Exercise description:
Write out the lines starting at the one containing "Output each element" and ending at the one containing "data-label: 0.026 (1117, 671, 1204, 705)", reproducing each precisely and including nothing else.

-- Begin --

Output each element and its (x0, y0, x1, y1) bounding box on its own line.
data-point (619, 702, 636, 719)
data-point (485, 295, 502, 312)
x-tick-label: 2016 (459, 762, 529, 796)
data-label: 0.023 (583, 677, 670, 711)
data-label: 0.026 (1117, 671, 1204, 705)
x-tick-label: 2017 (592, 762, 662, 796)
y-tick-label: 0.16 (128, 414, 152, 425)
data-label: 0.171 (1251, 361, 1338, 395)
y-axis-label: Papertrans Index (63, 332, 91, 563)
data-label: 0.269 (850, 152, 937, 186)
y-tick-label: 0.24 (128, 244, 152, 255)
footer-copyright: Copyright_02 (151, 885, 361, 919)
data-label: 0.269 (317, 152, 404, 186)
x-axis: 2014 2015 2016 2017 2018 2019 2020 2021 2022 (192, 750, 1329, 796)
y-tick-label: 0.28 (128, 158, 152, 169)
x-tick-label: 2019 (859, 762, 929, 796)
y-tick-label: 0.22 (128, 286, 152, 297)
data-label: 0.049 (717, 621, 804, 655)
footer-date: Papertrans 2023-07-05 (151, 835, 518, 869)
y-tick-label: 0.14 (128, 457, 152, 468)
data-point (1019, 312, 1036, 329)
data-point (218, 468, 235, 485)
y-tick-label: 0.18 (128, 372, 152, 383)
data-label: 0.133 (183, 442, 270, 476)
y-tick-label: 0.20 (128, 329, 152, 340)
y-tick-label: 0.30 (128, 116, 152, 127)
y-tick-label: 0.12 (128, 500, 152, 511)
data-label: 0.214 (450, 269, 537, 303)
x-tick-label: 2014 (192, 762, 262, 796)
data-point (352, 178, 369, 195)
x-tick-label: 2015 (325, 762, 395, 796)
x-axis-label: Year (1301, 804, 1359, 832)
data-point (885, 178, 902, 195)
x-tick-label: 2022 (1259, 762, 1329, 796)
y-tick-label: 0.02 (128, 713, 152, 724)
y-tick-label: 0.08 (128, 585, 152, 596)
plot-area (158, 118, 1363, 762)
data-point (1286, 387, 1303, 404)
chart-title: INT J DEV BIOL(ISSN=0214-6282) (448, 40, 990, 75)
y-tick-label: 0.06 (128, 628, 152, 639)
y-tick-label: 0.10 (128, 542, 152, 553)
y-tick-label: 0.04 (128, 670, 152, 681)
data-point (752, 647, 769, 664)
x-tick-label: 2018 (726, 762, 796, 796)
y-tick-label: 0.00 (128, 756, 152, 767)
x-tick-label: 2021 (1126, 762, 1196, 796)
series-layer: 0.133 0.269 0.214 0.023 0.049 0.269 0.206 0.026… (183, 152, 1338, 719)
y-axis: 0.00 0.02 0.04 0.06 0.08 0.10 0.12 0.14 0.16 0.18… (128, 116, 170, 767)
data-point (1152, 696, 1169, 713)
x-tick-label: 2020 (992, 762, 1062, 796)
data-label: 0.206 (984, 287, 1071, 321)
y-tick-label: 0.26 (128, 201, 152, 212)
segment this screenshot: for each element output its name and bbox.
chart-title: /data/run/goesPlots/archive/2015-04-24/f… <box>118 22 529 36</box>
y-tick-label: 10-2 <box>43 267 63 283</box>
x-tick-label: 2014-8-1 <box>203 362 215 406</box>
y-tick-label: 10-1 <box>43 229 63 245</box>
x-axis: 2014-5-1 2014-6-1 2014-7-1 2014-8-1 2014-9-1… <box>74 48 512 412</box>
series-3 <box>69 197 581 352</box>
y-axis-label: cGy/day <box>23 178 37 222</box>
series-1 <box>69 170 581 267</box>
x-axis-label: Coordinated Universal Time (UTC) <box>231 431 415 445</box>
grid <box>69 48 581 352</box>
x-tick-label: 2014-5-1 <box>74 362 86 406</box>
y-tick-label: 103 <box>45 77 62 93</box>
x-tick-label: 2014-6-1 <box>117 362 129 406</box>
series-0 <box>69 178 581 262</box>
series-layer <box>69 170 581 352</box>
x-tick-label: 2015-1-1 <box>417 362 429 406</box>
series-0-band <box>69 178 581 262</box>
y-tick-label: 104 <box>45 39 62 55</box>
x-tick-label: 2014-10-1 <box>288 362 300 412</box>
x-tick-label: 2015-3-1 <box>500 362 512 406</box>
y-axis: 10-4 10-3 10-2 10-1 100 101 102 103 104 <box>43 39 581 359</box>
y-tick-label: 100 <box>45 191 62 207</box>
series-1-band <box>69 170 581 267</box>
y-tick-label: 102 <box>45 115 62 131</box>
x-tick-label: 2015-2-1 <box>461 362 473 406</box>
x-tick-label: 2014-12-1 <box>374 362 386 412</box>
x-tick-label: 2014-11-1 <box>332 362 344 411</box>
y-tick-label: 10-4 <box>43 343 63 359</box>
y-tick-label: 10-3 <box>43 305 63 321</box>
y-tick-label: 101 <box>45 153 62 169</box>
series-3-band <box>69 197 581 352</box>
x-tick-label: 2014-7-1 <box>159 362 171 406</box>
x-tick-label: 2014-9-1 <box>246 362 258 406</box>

-- End --
-- Begin --

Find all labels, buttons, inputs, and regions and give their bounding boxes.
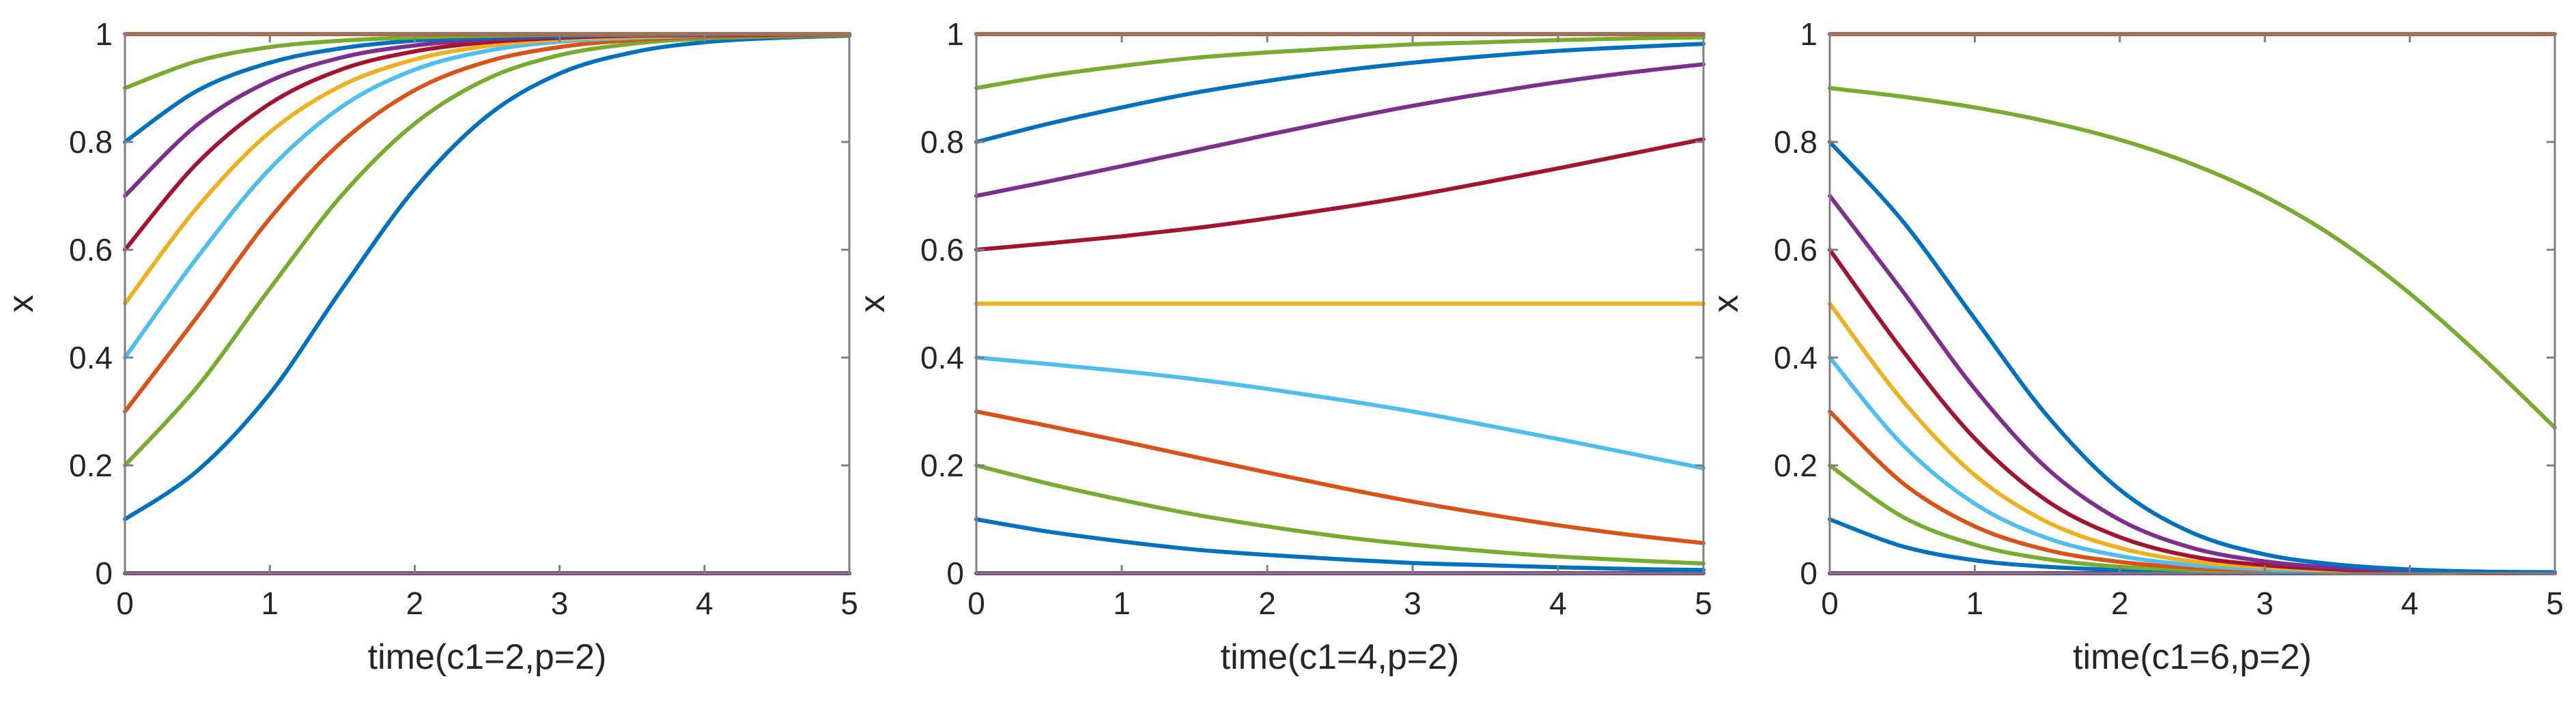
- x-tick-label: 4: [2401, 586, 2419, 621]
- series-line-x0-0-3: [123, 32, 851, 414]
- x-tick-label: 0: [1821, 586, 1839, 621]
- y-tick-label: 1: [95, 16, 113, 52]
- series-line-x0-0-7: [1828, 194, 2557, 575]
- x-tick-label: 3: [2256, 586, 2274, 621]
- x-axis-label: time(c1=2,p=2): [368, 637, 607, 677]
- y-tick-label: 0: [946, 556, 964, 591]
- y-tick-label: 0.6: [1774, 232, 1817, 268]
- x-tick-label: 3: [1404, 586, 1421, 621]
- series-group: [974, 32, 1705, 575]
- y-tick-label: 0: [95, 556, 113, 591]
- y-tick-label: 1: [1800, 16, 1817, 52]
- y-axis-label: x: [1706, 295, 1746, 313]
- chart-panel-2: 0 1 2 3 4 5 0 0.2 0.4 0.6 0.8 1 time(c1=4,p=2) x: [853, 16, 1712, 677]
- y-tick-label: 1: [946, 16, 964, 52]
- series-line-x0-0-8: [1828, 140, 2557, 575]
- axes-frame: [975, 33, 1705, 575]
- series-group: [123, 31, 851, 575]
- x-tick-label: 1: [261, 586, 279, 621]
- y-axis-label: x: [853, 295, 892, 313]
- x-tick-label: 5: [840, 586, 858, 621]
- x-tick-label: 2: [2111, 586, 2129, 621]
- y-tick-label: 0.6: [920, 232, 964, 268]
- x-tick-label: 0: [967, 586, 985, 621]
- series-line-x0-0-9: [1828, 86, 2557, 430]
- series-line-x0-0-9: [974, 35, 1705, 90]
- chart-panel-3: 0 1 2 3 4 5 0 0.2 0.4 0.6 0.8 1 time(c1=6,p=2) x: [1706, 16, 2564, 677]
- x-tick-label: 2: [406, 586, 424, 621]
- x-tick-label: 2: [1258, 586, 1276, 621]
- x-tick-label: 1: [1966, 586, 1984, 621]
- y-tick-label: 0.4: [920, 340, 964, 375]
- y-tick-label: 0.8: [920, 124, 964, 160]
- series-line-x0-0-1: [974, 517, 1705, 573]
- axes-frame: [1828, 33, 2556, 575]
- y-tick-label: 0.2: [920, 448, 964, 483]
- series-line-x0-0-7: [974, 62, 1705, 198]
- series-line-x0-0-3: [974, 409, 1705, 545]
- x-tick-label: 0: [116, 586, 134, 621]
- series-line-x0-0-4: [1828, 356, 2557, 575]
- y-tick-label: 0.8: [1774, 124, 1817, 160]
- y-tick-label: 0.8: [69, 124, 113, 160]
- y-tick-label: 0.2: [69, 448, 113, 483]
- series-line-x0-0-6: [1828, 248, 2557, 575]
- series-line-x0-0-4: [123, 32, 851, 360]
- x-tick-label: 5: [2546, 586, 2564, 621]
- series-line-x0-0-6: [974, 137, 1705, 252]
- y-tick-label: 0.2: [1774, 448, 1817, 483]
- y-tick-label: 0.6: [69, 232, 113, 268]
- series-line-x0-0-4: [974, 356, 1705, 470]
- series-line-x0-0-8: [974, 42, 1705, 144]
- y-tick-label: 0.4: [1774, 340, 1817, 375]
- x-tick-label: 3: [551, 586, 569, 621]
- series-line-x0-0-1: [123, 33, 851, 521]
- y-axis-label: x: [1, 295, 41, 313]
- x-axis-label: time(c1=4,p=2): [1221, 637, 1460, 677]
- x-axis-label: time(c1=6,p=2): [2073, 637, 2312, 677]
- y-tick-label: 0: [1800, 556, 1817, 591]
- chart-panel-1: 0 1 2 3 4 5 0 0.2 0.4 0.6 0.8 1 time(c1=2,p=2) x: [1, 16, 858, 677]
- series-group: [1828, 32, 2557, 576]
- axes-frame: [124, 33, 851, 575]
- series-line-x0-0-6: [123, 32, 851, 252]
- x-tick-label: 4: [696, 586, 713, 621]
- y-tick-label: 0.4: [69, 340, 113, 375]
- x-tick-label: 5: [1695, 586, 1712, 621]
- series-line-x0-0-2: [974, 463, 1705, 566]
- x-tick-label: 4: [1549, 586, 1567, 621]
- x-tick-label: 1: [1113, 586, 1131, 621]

-- End --
-- Begin --

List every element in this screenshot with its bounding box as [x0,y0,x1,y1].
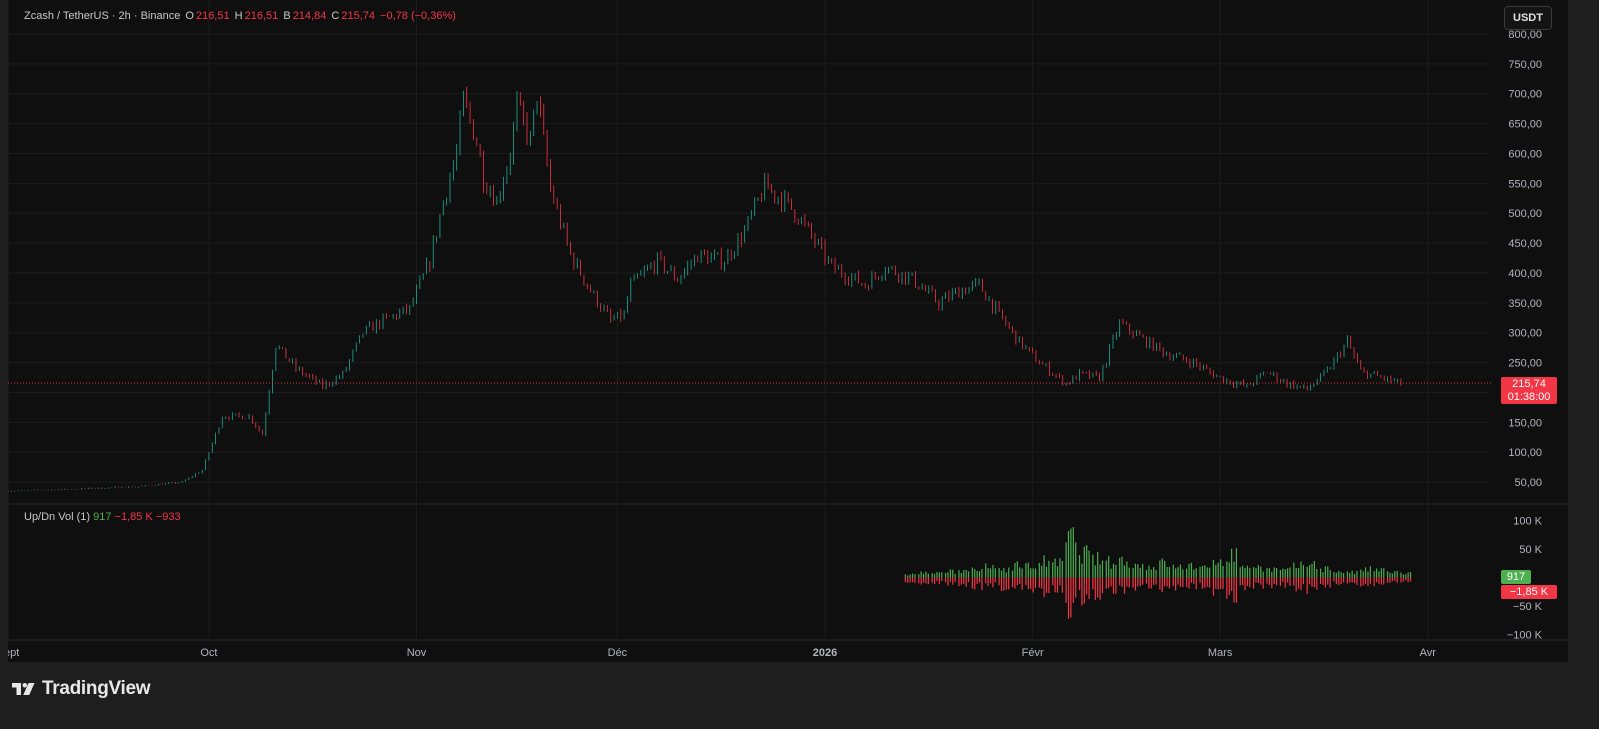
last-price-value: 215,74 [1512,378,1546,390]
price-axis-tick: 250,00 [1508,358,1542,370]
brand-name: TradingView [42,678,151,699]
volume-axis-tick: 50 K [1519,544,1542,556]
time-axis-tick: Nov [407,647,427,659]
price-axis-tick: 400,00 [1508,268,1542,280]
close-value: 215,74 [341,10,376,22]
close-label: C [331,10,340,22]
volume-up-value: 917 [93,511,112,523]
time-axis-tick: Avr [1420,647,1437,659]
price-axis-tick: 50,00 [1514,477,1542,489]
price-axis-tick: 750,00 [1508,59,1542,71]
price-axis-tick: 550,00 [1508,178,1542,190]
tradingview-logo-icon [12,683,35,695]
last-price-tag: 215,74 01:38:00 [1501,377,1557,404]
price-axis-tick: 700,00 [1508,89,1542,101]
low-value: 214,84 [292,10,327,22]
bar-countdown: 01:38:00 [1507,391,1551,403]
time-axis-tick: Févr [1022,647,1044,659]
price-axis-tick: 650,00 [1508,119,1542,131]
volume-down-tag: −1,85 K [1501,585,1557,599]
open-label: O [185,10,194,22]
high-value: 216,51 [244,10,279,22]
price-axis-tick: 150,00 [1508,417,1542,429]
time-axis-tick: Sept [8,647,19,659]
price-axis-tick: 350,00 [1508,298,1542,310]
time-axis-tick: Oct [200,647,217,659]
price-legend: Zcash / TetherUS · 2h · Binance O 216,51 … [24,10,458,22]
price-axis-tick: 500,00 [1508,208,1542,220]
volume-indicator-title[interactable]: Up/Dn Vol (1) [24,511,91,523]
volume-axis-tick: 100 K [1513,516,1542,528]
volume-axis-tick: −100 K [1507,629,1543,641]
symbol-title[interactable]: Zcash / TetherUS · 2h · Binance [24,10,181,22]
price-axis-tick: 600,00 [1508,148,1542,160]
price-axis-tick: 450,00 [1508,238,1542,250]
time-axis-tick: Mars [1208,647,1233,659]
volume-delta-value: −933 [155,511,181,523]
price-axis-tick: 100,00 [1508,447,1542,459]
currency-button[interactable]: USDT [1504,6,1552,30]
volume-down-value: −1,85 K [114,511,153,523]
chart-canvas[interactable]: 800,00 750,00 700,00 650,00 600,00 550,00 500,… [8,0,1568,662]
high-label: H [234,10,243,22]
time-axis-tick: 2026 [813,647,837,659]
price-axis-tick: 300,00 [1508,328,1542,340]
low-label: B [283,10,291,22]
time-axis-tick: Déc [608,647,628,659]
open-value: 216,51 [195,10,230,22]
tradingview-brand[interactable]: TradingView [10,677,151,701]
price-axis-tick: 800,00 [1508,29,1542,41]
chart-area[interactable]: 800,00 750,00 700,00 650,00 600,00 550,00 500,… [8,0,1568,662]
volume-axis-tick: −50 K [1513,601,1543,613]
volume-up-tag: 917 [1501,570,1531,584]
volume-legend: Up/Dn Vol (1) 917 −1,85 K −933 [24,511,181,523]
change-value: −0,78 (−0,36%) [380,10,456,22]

-- End --

The solution:
Output each element and its (x0, y0, x1, y1) bounding box on its own line.
data-point (619, 702, 636, 719)
data-point (485, 295, 502, 312)
x-tick-label: 2016 (459, 762, 529, 796)
data-label: 0.023 (583, 677, 670, 711)
data-label: 0.026 (1117, 671, 1204, 705)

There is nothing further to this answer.